Problem to solve |
Report back each line of the records that contains the string "JSON".
-- Available records start --
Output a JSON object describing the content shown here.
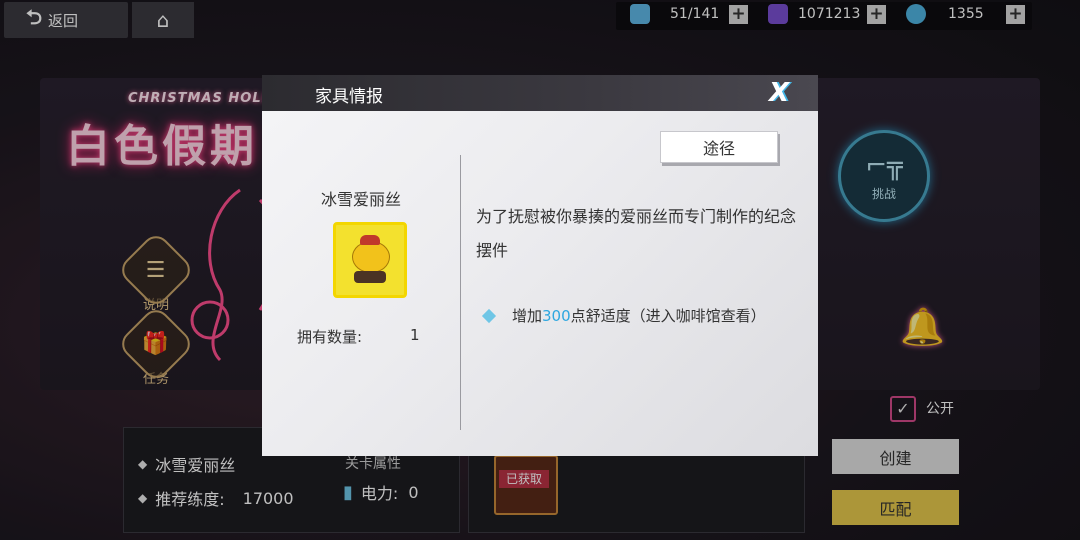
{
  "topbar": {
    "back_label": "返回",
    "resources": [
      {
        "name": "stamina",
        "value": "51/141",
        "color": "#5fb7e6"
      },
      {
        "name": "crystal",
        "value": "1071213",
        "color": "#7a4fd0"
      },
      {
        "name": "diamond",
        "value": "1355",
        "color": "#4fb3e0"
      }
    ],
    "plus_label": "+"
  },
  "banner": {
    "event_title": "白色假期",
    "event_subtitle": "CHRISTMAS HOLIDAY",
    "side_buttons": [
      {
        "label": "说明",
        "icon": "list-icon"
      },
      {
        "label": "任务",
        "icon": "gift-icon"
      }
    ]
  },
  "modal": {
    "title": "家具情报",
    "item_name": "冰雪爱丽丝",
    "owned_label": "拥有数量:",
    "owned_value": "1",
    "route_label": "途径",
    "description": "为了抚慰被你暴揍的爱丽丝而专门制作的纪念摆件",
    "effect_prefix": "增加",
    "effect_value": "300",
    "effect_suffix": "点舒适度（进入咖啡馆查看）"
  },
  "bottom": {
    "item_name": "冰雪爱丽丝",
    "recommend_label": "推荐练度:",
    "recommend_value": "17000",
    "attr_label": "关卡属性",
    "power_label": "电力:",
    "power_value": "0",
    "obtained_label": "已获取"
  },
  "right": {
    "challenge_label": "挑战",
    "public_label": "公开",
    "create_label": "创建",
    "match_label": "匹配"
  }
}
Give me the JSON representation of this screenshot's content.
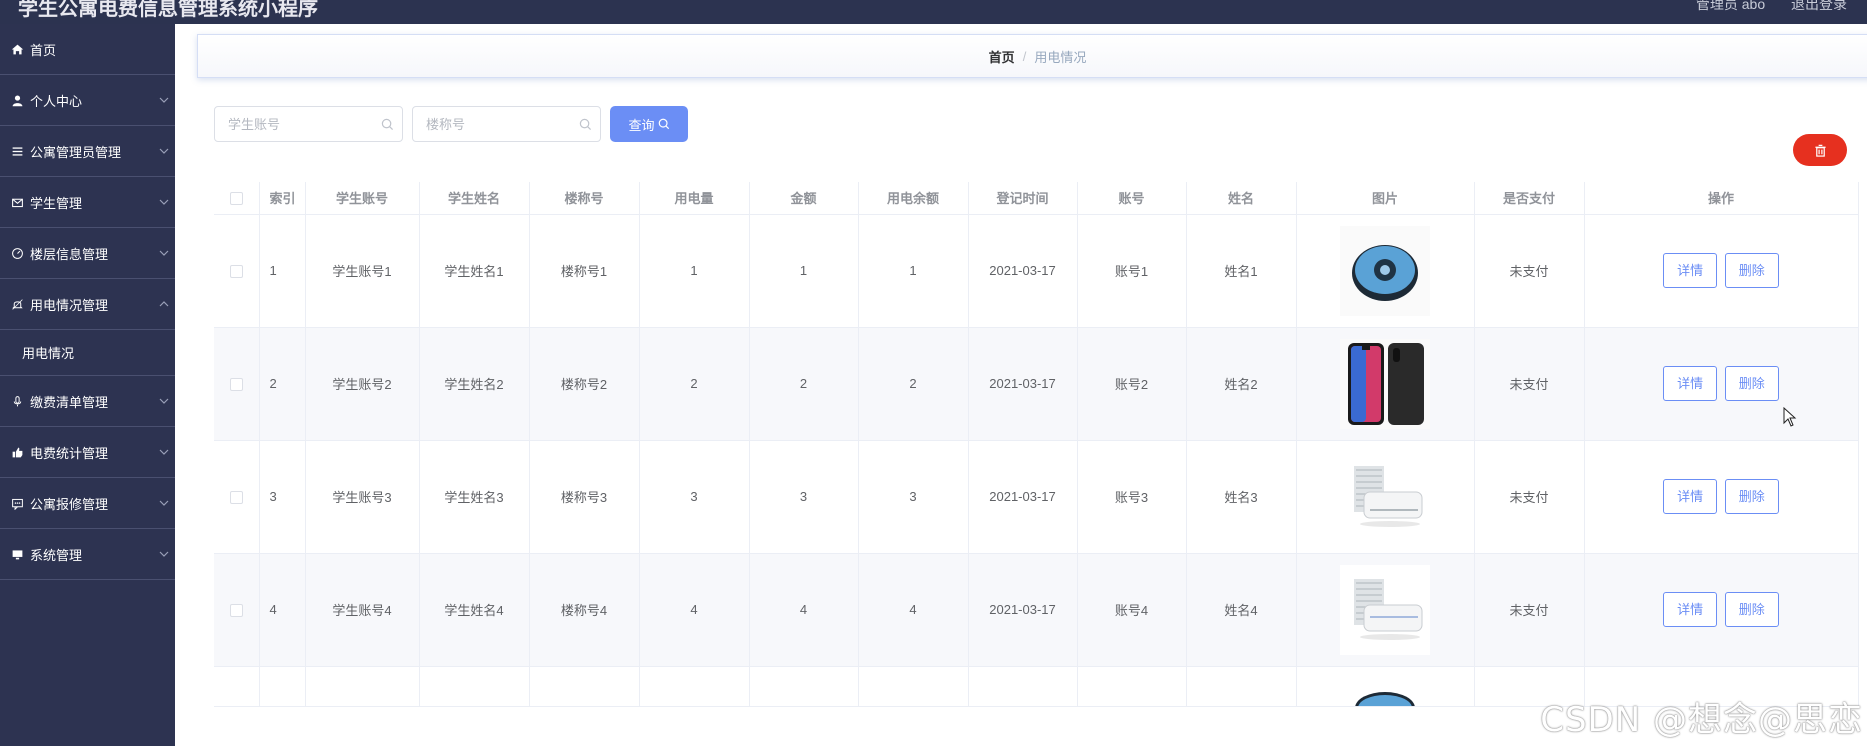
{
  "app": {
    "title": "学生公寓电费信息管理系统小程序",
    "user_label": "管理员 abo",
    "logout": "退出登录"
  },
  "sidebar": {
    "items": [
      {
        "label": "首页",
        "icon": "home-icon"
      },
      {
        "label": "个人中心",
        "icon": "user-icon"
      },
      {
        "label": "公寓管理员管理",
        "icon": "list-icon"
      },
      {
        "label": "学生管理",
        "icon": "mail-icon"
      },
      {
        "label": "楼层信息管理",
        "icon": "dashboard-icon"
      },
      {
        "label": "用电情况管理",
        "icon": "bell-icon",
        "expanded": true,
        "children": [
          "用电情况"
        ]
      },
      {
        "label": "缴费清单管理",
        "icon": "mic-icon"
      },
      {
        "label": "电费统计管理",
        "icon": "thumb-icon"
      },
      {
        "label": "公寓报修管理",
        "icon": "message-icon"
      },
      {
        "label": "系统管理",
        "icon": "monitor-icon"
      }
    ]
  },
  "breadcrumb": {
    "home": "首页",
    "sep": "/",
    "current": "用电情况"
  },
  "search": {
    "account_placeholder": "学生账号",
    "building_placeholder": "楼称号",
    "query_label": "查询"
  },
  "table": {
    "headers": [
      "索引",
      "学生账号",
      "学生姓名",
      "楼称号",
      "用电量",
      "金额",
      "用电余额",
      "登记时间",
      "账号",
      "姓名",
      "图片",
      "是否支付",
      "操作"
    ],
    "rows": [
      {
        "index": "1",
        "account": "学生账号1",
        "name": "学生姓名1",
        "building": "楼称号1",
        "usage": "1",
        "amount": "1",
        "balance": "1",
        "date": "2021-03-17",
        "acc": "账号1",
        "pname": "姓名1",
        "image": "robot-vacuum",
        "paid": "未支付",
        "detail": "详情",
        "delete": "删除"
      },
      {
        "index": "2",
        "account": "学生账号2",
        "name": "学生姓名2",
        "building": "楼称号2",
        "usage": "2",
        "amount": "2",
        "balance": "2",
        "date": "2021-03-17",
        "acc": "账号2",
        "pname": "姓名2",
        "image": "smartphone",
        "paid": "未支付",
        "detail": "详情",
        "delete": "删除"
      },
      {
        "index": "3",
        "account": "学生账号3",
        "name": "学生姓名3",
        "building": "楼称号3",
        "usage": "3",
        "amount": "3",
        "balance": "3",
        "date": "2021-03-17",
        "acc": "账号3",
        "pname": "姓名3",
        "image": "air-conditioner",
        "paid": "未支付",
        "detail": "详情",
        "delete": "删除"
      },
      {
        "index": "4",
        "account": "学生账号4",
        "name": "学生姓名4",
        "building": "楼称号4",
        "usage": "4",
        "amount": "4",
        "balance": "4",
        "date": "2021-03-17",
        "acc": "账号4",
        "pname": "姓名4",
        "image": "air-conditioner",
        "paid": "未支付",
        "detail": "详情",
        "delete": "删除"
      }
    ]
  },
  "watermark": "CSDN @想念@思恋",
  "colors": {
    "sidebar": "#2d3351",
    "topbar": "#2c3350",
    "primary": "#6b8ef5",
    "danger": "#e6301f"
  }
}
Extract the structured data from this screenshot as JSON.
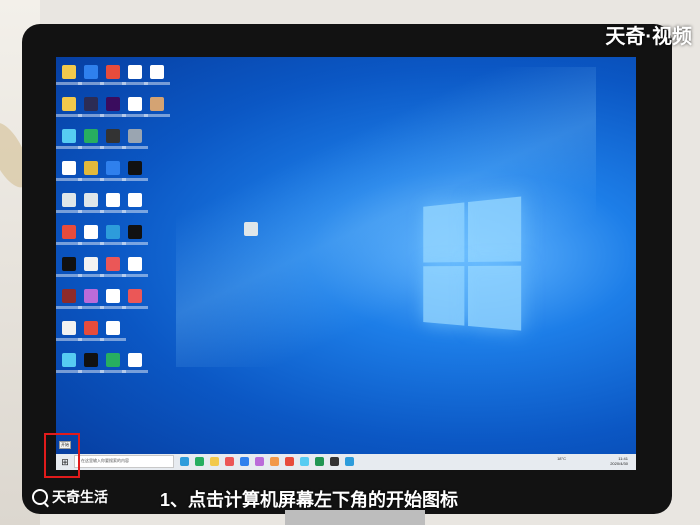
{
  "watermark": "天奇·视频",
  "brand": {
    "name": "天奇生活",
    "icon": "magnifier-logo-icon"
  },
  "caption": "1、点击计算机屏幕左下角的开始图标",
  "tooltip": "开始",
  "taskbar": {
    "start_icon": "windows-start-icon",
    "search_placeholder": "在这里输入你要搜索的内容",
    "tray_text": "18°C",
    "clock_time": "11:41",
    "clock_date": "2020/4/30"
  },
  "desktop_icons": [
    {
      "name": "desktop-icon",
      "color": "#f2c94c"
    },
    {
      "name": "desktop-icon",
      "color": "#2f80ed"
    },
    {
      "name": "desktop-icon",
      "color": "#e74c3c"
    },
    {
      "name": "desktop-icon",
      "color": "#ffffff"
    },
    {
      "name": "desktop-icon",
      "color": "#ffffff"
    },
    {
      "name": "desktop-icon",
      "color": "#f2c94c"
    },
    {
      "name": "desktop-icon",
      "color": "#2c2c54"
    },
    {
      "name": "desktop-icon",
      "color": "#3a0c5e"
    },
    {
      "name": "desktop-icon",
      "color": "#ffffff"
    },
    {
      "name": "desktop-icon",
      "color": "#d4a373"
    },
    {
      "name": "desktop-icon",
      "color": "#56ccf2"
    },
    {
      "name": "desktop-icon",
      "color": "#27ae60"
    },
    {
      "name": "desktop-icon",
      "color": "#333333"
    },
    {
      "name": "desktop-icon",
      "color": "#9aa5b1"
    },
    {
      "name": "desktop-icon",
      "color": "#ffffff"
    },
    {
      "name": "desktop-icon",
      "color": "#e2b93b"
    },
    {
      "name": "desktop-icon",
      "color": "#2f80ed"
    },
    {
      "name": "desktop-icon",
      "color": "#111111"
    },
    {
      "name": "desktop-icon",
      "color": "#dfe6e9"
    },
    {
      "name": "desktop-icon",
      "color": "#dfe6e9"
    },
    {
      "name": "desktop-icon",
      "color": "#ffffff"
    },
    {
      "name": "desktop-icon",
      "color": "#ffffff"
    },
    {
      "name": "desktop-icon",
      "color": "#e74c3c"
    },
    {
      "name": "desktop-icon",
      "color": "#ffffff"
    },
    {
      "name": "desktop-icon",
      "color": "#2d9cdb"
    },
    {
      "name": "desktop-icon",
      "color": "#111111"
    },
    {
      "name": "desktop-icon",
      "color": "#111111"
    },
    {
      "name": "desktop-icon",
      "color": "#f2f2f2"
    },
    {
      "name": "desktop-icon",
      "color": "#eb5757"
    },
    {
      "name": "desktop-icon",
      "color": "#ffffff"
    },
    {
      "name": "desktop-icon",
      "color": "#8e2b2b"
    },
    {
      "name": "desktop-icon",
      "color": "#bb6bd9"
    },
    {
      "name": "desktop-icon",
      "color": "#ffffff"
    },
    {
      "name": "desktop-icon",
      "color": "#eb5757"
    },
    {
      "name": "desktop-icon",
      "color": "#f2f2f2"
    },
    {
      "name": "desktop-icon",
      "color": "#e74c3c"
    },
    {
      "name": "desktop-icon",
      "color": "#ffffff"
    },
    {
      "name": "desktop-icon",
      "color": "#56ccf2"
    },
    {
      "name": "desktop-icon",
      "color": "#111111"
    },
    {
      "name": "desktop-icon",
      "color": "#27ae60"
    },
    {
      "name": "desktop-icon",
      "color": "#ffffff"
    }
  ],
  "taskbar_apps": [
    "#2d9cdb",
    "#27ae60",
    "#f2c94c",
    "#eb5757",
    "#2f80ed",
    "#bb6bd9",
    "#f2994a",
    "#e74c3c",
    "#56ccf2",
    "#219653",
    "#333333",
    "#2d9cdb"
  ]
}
-- Available records end --
Response for this exercise |
Output a JSON object describing the content shown here.
Give me the JSON representation of this screenshot's content.
Extract the structured data from this screenshot as JSON.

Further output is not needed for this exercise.